**The problem**: All the records that follow need to be reproduced exactly. Omit the images.

**Given records**:
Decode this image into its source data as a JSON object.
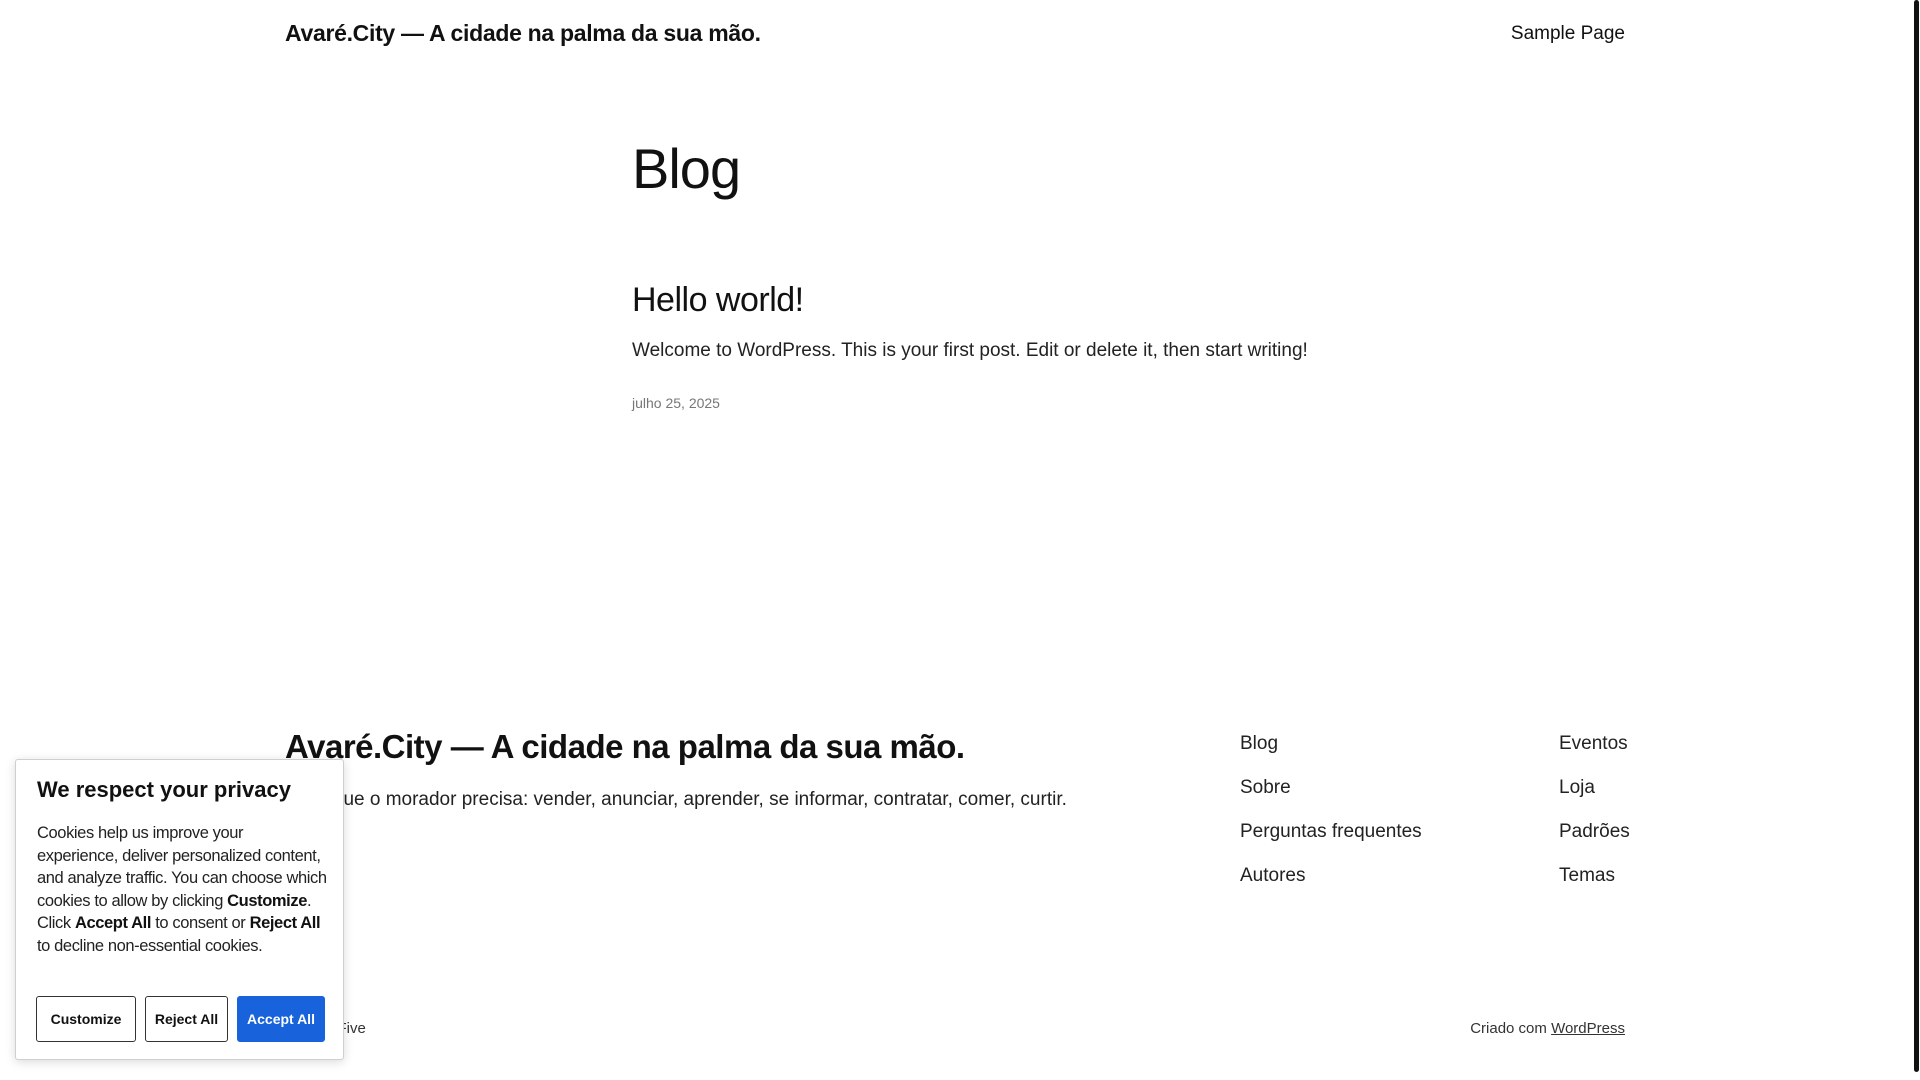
{
  "header": {
    "site_title": "Avaré.City — A cidade na palma da sua mão.",
    "nav_sample_page": "Sample Page"
  },
  "main": {
    "heading": "Blog",
    "posts": [
      {
        "title": "Hello world!",
        "excerpt": "Welcome to WordPress. This is your first post. Edit or delete it, then start writing!",
        "date": "julho 25, 2025"
      }
    ]
  },
  "footer": {
    "title": "Avaré.City — A cidade na palma da sua mão.",
    "tagline": "Tudo que o morador precisa: vender, anunciar, aprender, se informar, contratar, comer, curtir.",
    "links_col1": [
      "Blog",
      "Sobre",
      "Perguntas frequentes",
      "Autores"
    ],
    "links_col2": [
      "Eventos",
      "Loja",
      "Padrões",
      "Temas"
    ],
    "theme_credit": "Twenty-Five",
    "credit_prefix": "Criado com",
    "credit_link": "WordPress"
  },
  "cookie_banner": {
    "title": "We respect your privacy",
    "text_1": "Cookies help us improve your experience, deliver personalized content, and analyze traffic. You can choose which cookies to allow by clicking ",
    "bold_customize": "Customize",
    "text_2": ". Click ",
    "bold_accept": "Accept All",
    "text_3": " to consent or ",
    "bold_reject": "Reject All",
    "text_4": " to decline non-essential cookies.",
    "btn_customize": "Customize",
    "btn_reject": "Reject All",
    "btn_accept": "Accept All",
    "accent_color": "#1863dc"
  }
}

**Expected answer**:
Decode this image into its source data as a JSON object.
{
  "header": {
    "site_title": "Avaré.City — A cidade na palma da sua mão.",
    "nav_sample_page": "Sample Page"
  },
  "main": {
    "heading": "Blog",
    "posts": [
      {
        "title": "Hello world!",
        "excerpt": "Welcome to WordPress. This is your first post. Edit or delete it, then start writing!",
        "date": "julho 25, 2025"
      }
    ]
  },
  "footer": {
    "title": "Avaré.City — A cidade na palma da sua mão.",
    "tagline": "Tudo que o morador precisa: vender, anunciar, aprender, se informar, contratar, comer, curtir.",
    "links_col1": [
      "Blog",
      "Sobre",
      "Perguntas frequentes",
      "Autores"
    ],
    "links_col2": [
      "Eventos",
      "Loja",
      "Padrões",
      "Temas"
    ],
    "theme_credit": "Twenty-Five",
    "credit_prefix": "Criado com",
    "credit_link": "WordPress"
  },
  "cookie_banner": {
    "title": "We respect your privacy",
    "text_1": "Cookies help us improve your experience, deliver personalized content, and analyze traffic. You can choose which cookies to allow by clicking ",
    "bold_customize": "Customize",
    "text_2": ". Click ",
    "bold_accept": "Accept All",
    "text_3": " to consent or ",
    "bold_reject": "Reject All",
    "text_4": " to decline non-essential cookies.",
    "btn_customize": "Customize",
    "btn_reject": "Reject All",
    "btn_accept": "Accept All",
    "accent_color": "#1863dc"
  }
}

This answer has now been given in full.